TO DO
Search the material for the word "anzeigen" and copy each line that holds it.

INPUT RECORDS
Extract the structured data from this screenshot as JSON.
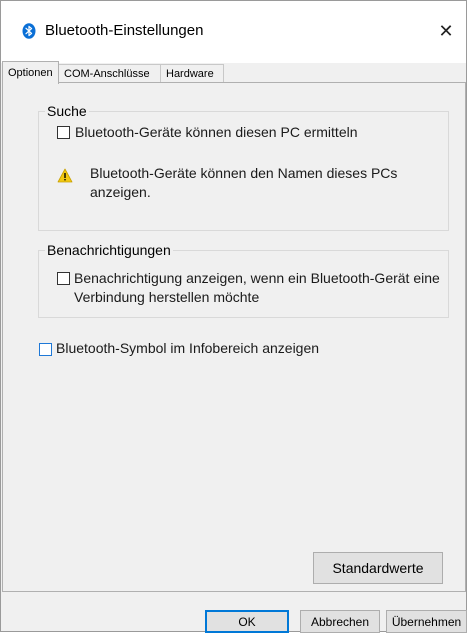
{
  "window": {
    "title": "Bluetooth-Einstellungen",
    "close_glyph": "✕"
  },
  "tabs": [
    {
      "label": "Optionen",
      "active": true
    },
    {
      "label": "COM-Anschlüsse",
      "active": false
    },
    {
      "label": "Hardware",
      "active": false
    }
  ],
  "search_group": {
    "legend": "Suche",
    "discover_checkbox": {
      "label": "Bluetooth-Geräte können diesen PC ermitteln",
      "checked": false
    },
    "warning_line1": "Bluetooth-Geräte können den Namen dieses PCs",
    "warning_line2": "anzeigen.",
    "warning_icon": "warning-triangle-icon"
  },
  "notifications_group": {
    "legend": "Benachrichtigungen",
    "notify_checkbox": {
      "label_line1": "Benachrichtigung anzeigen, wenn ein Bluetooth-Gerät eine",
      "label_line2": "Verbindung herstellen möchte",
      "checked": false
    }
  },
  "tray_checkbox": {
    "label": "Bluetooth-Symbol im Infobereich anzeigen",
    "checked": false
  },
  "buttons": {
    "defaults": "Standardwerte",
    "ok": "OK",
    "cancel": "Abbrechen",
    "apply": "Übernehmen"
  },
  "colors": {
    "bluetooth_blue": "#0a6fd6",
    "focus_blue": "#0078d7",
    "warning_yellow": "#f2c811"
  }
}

THE OUTPUT
    "warning_line2": "anzeigen.",
      "label_line1": "Benachrichtigung anzeigen, wenn ein Bluetooth-Gerät eine",
    "label": "Bluetooth-Symbol im Infobereich anzeigen",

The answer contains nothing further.